Required task:
Find each line containing the string "Hertzogin". Copy it.

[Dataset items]
______

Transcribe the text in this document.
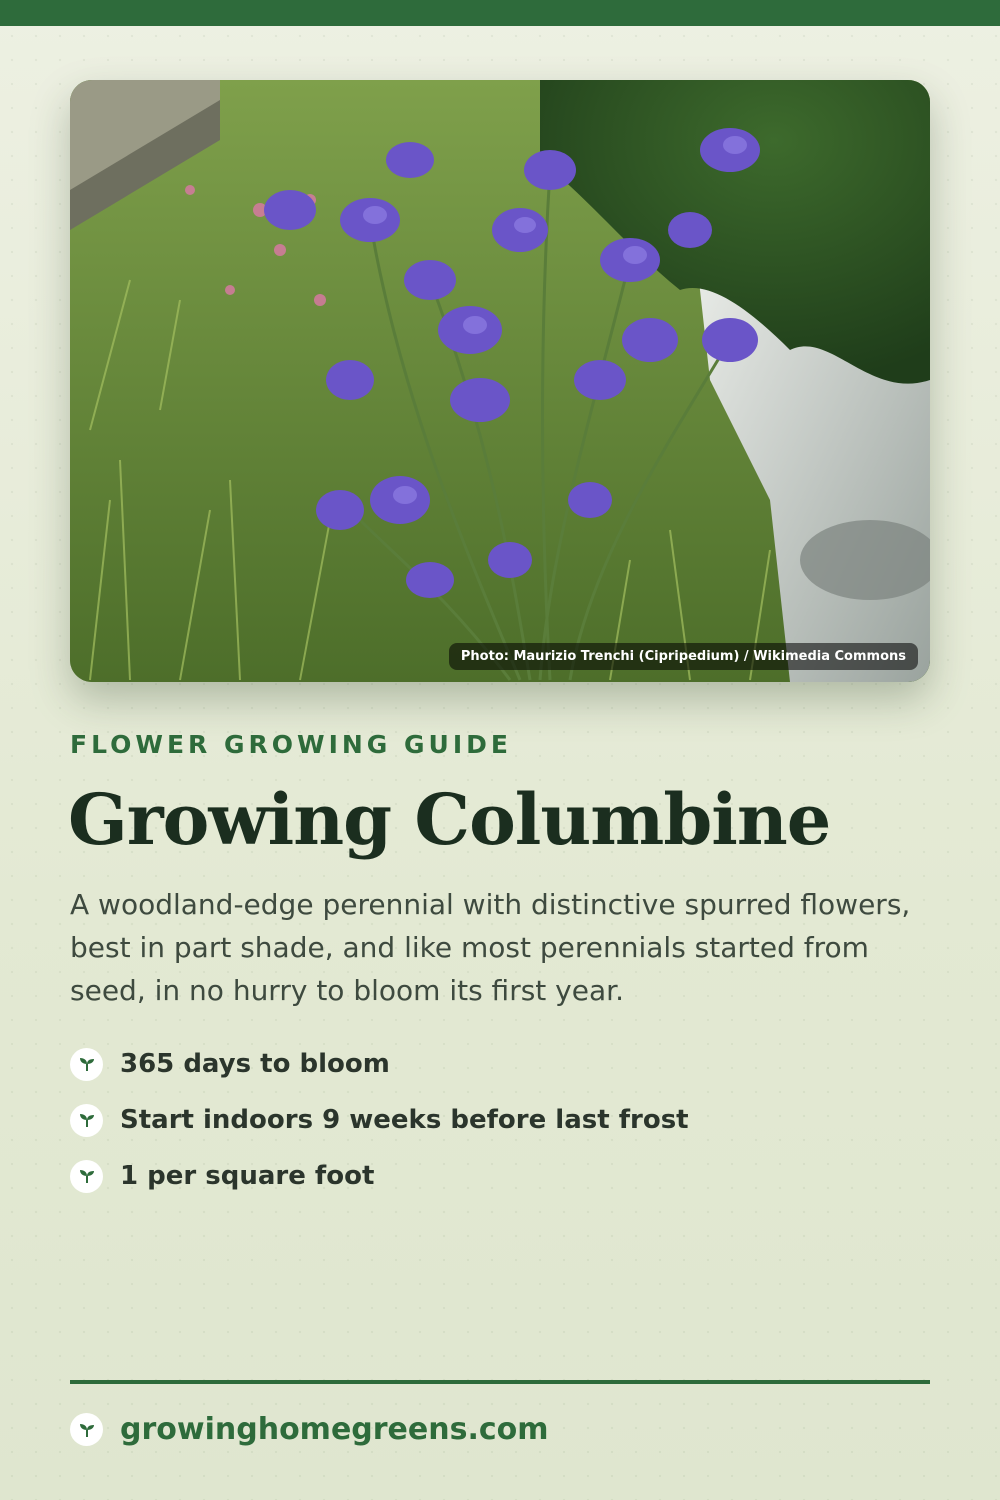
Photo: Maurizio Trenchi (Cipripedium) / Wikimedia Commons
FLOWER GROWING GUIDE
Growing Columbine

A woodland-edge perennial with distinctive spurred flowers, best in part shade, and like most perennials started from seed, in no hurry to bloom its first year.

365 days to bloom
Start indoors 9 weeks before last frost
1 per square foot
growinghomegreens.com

______

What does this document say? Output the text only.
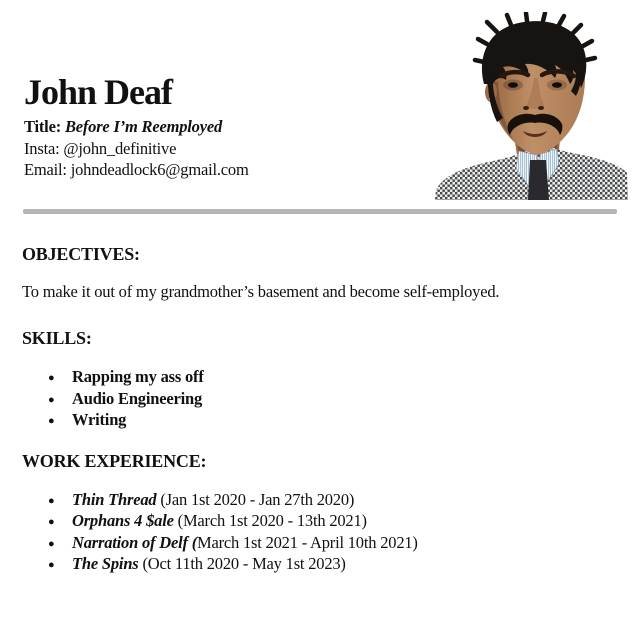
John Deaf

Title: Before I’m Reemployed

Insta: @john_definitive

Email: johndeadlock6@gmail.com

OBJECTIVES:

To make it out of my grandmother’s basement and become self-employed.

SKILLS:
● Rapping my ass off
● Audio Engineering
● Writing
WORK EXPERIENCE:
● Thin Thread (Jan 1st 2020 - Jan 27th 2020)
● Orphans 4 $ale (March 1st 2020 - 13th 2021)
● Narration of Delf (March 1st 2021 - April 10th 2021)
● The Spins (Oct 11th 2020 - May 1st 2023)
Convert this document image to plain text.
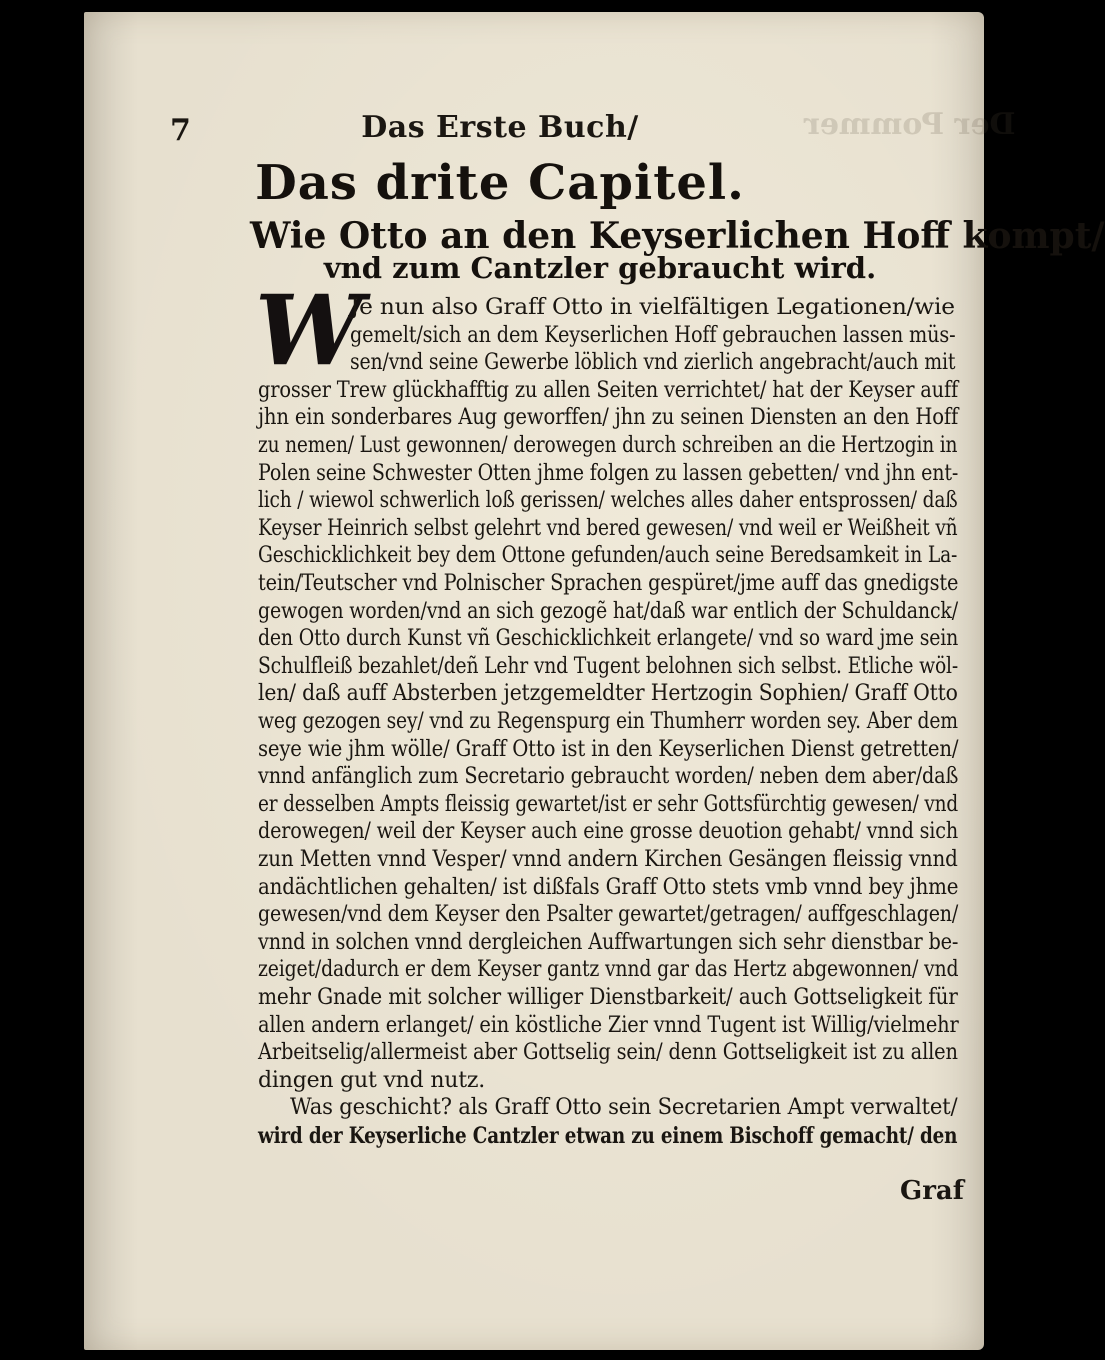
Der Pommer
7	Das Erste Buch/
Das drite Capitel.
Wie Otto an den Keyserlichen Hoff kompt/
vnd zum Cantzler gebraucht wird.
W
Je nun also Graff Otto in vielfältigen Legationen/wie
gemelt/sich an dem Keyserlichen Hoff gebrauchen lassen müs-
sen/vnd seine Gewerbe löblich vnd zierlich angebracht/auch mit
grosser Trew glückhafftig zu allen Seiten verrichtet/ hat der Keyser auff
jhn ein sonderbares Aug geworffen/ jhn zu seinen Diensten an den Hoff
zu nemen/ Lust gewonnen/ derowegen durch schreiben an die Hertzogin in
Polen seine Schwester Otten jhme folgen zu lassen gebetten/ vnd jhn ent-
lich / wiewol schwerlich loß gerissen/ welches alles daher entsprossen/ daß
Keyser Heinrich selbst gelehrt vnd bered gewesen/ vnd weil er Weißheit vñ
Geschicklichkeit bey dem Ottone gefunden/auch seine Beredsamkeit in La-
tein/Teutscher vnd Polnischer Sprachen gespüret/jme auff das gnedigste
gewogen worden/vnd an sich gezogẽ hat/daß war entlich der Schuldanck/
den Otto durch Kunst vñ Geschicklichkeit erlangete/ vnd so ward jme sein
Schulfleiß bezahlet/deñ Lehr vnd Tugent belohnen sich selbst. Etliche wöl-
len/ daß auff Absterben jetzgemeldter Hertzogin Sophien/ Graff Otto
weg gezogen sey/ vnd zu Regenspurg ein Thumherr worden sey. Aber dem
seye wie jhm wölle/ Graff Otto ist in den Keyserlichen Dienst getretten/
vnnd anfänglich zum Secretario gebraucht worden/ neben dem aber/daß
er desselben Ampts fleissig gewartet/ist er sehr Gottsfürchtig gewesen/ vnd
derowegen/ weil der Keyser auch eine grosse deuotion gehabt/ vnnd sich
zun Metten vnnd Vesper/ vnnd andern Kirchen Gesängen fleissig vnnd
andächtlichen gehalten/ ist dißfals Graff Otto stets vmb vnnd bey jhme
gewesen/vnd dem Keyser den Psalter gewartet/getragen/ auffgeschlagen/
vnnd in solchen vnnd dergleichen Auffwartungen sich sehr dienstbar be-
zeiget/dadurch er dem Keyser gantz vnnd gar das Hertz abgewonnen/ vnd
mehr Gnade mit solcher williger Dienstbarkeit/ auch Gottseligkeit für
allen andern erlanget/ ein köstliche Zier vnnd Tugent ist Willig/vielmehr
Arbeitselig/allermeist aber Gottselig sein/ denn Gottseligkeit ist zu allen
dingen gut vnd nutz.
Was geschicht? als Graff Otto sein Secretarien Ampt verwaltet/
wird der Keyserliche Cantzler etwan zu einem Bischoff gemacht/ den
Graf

______

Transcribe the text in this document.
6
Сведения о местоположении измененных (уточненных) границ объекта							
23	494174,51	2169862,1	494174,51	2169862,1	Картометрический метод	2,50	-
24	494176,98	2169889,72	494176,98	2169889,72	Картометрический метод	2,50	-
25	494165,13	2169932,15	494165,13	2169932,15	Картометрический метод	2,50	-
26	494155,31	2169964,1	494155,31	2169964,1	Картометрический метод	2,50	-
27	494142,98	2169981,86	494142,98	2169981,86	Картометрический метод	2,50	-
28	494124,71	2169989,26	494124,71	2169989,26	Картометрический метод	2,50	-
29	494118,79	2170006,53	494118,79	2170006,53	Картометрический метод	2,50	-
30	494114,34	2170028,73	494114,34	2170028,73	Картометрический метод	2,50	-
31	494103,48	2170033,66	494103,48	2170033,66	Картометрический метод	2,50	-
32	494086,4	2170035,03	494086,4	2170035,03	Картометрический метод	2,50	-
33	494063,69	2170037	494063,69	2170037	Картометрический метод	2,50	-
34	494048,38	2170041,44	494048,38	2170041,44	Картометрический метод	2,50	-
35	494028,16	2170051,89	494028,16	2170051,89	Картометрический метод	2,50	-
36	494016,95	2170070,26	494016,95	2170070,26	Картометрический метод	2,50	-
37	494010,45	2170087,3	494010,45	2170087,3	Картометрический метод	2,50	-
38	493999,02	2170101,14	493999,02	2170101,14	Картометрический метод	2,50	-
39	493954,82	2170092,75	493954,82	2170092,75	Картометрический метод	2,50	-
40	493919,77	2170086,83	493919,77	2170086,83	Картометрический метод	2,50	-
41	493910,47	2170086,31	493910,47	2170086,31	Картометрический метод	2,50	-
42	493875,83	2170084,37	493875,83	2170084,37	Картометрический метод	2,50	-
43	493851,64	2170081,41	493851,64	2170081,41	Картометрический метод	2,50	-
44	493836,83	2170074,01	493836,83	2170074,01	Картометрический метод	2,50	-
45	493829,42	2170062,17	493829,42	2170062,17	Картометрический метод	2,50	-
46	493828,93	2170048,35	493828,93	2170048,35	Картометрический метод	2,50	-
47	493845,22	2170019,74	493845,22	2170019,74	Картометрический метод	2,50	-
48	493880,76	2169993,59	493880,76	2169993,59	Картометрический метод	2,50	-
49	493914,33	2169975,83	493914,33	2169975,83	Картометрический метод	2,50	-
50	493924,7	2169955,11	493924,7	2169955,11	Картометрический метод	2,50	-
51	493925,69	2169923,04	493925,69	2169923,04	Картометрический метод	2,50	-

______

Exercise answer:
zu nemen/ Lust gewonnen/ derowegen durch schreiben an die Hertzogin in
len/ daß auff Absterben jetzgemeldter Hertzogin Sophien/ Graff Otto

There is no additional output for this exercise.